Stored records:
────────────────────
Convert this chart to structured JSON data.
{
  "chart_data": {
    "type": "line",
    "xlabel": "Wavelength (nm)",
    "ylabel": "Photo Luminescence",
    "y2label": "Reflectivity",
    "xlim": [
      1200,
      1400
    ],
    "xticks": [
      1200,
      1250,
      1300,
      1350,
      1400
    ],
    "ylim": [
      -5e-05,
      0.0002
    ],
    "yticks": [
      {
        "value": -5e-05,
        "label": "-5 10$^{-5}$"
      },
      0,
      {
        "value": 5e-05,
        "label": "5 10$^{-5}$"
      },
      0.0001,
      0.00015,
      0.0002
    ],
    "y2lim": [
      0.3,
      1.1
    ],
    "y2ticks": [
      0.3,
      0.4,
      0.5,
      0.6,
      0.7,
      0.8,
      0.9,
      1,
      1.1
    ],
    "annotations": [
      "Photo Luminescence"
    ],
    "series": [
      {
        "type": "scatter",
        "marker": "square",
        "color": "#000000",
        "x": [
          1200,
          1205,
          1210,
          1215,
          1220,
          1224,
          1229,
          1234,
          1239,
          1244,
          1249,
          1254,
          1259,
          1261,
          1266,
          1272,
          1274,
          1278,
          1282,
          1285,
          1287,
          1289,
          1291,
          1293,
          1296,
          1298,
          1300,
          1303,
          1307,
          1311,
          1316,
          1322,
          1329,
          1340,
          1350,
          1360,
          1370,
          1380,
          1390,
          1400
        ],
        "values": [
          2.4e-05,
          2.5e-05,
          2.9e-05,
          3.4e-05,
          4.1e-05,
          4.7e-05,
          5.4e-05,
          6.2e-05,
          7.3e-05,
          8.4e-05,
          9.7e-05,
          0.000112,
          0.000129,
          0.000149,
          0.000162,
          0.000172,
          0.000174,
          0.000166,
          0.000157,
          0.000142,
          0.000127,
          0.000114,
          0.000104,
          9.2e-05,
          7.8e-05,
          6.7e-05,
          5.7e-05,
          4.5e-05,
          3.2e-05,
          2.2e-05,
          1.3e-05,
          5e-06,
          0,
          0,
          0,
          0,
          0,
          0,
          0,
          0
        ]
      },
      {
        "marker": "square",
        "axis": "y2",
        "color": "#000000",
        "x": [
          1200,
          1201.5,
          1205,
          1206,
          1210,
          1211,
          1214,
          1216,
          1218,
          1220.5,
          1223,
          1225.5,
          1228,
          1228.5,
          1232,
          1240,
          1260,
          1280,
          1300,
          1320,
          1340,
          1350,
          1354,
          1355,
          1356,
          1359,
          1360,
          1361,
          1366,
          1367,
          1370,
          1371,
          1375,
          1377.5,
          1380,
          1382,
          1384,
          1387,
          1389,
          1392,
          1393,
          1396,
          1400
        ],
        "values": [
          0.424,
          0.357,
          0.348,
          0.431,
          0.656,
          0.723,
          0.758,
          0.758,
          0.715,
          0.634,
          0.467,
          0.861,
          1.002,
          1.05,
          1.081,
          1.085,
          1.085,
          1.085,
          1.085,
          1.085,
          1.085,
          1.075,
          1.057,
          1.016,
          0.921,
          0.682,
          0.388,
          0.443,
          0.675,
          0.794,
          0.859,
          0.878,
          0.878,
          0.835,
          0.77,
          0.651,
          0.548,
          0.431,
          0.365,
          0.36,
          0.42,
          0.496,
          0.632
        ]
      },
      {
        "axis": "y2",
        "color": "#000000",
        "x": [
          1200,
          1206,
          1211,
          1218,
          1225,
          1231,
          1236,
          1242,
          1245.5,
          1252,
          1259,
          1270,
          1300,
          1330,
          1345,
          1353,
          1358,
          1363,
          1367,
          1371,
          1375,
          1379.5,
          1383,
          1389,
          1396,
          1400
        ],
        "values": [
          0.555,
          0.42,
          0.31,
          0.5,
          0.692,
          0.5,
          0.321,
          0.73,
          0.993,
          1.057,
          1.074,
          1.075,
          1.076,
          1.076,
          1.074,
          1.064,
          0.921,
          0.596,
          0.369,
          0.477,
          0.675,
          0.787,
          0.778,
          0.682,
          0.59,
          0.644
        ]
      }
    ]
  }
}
────────────────────
* [Work to be completed] Transcribe every entry exactly, omitting nothing.

* [The solution]
Convert this chart to structured JSON data.
{
  "chart_data": {
    "type": "line",
    "xlabel": "Wavelength (nm)",
    "ylabel": "Photo Luminescence",
    "y2label": "Reflectivity",
    "xlim": [
      1200,
      1400
    ],
    "xticks": [
      1200,
      1250,
      1300,
      1350,
      1400
    ],
    "ylim": [
      -5e-05,
      0.0002
    ],
    "yticks": [
      {
        "value": -5e-05,
        "label": "-5 10$^{-5}$"
      },
      0,
      {
        "value": 5e-05,
        "label": "5 10$^{-5}$"
      },
      0.0001,
      0.00015,
      0.0002
    ],
    "y2lim": [
      0.3,
      1.1
    ],
    "y2ticks": [
      0.3,
      0.4,
      0.5,
      0.6,
      0.7,
      0.8,
      0.9,
      1,
      1.1
    ],
    "annotations": [
      "Photo Luminescence"
    ],
    "series": [
      {
        "type": "scatter",
        "marker": "square",
        "color": "#000000",
        "x": [
          1200,
          1205,
          1210,
          1215,
          1220,
          1224,
          1229,
          1234,
          1239,
          1244,
          1249,
          1254,
          1259,
          1261,
          1266,
          1272,
          1274,
          1278,
          1282,
          1285,
          1287,
          1289,
          1291,
          1293,
          1296,
          1298,
          1300,
          1303,
          1307,
          1311,
          1316,
          1322,
          1329,
          1340,
          1350,
          1360,
          1370,
          1380,
          1390,
          1400
        ],
        "values": [
          2.4e-05,
          2.5e-05,
          2.9e-05,
          3.4e-05,
          4.1e-05,
          4.7e-05,
          5.4e-05,
          6.2e-05,
          7.3e-05,
          8.4e-05,
          9.7e-05,
          0.000112,
          0.000129,
          0.000149,
          0.000162,
          0.000172,
          0.000174,
          0.000166,
          0.000157,
          0.000142,
          0.000127,
          0.000114,
          0.000104,
          9.2e-05,
          7.8e-05,
          6.7e-05,
          5.7e-05,
          4.5e-05,
          3.2e-05,
          2.2e-05,
          1.3e-05,
          5e-06,
          0,
          0,
          0,
          0,
          0,
          0,
          0,
          0
        ]
      },
      {
        "marker": "square",
        "axis": "y2",
        "color": "#000000",
        "x": [
          1200,
          1201.5,
          1205,
          1206,
          1210,
          1211,
          1214,
          1216,
          1218,
          1220.5,
          1223,
          1225.5,
          1228,
          1228.5,
          1232,
          1240,
          1260,
          1280,
          1300,
          1320,
          1340,
          1350,
          1354,
          1355,
          1356,
          1359,
          1360,
          1361,
          1366,
          1367,
          1370,
          1371,
          1375,
          1377.5,
          1380,
          1382,
          1384,
          1387,
          1389,
          1392,
          1393,
          1396,
          1400
        ],
        "values": [
          0.424,
          0.357,
          0.348,
          0.431,
          0.656,
          0.723,
          0.758,
          0.758,
          0.715,
          0.634,
          0.467,
          0.861,
          1.002,
          1.05,
          1.081,
          1.085,
          1.085,
          1.085,
          1.085,
          1.085,
          1.085,
          1.075,
          1.057,
          1.016,
          0.921,
          0.682,
          0.388,
          0.443,
          0.675,
          0.794,
          0.859,
          0.878,
          0.878,
          0.835,
          0.77,
          0.651,
          0.548,
          0.431,
          0.365,
          0.36,
          0.42,
          0.496,
          0.632
        ]
      },
      {
        "axis": "y2",
        "color": "#000000",
        "x": [
          1200,
          1206,
          1211,
          1218,
          1225,
          1231,
          1236,
          1242,
          1245.5,
          1252,
          1259,
          1270,
          1300,
          1330,
          1345,
          1353,
          1358,
          1363,
          1367,
          1371,
          1375,
          1379.5,
          1383,
          1389,
          1396,
          1400
        ],
        "values": [
          0.555,
          0.42,
          0.31,
          0.5,
          0.692,
          0.5,
          0.321,
          0.73,
          0.993,
          1.057,
          1.074,
          1.075,
          1.076,
          1.076,
          1.074,
          1.064,
          0.921,
          0.596,
          0.369,
          0.477,
          0.675,
          0.787,
          0.778,
          0.682,
          0.59,
          0.644
        ]
      }
    ]
  }
}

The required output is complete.